- Goal:
Where the word "proměnné" occurs in a line, return that line.

- Data records:
________________

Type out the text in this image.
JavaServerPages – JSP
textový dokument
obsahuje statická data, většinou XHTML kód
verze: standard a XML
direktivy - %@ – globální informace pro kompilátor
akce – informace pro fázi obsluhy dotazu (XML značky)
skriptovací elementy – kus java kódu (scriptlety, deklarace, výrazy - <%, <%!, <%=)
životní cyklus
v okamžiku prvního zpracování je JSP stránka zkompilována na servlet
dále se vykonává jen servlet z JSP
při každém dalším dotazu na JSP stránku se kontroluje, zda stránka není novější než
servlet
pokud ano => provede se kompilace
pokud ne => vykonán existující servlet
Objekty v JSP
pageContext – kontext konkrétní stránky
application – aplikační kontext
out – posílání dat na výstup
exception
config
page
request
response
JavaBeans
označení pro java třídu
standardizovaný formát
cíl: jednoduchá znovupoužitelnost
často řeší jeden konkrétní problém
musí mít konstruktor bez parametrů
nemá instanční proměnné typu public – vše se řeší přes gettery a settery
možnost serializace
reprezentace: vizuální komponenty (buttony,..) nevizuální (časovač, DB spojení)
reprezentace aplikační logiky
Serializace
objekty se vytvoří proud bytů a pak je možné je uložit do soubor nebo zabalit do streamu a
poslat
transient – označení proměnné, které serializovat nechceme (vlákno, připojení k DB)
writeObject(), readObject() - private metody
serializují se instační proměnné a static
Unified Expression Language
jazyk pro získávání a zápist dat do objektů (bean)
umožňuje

________________

- Result:
nemá instanční proměnné typu public – vše se řeší přes gettery a settery
transient – označení proměnné, které serializovat nechceme (vlákno, připojení k DB)
serializují se instační proměnné a static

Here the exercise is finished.